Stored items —

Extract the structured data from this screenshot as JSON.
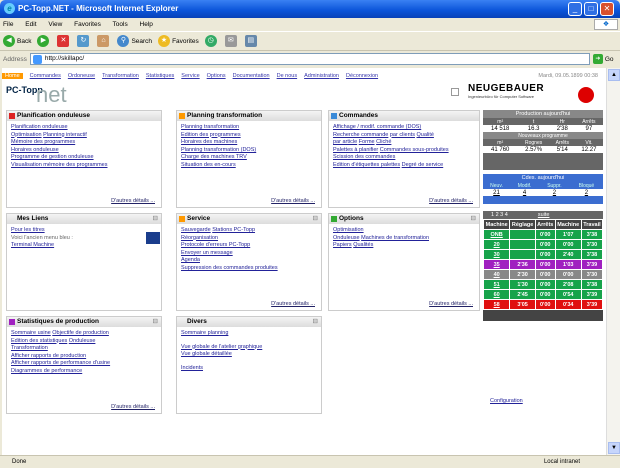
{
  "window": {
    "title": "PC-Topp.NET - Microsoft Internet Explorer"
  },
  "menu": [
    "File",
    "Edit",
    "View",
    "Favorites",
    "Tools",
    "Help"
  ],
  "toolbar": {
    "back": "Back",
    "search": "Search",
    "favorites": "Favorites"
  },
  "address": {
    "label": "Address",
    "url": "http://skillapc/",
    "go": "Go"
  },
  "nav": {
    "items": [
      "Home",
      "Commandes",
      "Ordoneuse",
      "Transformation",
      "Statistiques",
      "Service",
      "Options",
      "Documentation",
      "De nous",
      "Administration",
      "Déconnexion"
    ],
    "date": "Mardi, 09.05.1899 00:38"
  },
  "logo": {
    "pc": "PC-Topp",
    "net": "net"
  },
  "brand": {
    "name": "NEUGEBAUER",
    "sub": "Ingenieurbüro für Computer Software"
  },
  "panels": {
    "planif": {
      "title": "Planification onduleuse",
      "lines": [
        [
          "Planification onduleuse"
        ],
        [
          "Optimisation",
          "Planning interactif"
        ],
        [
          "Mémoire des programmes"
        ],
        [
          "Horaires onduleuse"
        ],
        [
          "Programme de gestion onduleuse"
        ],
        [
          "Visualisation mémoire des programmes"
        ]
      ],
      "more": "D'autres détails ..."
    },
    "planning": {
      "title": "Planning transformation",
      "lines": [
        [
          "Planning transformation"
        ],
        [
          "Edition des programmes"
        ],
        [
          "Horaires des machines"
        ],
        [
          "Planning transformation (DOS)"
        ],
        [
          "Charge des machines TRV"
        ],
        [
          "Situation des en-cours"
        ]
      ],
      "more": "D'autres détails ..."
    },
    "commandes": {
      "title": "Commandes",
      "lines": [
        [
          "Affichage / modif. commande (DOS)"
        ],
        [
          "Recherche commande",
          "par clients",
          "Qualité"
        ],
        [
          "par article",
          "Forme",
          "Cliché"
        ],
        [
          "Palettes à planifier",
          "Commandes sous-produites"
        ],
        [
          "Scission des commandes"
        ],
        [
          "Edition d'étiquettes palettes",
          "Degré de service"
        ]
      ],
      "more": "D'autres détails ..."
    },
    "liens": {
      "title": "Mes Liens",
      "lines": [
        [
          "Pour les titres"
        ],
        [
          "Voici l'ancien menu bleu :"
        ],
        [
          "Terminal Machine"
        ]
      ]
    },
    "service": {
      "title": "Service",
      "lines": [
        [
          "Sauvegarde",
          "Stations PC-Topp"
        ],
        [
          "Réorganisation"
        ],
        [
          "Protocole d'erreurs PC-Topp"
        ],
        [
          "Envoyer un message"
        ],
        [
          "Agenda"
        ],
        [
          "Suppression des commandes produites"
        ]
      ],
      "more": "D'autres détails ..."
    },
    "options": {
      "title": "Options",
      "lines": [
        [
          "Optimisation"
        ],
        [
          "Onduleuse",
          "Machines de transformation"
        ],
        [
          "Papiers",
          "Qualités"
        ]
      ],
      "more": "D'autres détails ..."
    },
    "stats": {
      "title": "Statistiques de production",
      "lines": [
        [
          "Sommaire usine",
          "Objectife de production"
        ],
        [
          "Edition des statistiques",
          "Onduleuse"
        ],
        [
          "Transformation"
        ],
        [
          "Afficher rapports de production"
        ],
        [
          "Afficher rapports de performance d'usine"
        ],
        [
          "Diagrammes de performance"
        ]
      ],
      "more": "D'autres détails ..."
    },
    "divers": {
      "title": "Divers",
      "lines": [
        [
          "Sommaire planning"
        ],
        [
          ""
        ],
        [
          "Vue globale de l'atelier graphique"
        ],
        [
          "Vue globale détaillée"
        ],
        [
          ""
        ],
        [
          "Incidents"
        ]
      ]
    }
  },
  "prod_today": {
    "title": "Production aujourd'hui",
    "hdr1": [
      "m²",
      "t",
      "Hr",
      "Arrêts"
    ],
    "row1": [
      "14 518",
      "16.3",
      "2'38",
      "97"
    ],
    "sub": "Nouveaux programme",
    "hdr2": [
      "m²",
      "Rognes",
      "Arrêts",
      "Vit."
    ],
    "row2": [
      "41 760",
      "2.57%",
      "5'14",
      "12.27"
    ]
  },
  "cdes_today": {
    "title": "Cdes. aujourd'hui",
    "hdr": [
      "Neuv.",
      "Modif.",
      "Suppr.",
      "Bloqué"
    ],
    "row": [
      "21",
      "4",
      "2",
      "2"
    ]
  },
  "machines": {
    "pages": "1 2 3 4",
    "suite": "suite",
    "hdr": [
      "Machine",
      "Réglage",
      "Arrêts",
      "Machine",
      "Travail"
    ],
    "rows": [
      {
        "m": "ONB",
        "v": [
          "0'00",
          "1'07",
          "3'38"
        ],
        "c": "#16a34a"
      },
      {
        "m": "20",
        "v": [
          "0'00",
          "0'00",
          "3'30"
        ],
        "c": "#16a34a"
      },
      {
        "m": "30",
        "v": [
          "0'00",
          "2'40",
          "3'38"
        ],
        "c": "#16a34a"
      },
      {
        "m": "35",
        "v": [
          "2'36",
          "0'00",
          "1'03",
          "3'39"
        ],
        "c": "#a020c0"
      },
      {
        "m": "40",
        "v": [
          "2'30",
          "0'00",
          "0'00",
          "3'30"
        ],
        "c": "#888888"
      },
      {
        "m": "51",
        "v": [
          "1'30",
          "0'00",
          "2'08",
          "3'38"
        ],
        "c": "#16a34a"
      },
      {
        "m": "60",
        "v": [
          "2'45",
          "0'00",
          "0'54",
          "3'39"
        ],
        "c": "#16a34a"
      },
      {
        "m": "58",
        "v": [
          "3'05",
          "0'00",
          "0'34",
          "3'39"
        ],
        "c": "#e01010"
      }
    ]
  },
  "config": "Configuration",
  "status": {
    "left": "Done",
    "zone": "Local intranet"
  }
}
==
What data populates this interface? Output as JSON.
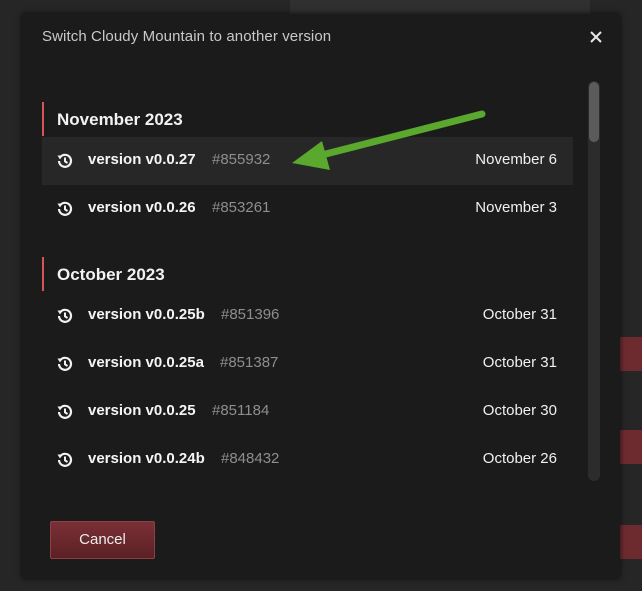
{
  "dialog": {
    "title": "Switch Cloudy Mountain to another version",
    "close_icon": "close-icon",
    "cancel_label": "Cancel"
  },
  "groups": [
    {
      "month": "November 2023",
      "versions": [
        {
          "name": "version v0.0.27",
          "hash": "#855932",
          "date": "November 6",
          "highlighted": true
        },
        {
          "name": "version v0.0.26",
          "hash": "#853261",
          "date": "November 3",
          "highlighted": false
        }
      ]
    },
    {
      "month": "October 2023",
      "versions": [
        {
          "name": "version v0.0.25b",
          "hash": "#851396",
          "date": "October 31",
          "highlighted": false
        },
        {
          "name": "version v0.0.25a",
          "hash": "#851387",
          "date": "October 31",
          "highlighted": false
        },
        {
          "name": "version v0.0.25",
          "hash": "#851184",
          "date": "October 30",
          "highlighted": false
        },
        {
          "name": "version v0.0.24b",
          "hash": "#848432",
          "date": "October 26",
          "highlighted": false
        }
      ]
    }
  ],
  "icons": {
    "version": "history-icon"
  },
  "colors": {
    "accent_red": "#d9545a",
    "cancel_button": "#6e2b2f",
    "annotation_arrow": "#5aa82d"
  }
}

YOUR INSTRUCTIONS —
Lines containing the string "programmes" are to be selected and copied.

SOLUTION FOR THIS EXERCISE —
          "Mémoire des programmes"
          "Visualisation mémoire des programmes"
          "Edition des programmes"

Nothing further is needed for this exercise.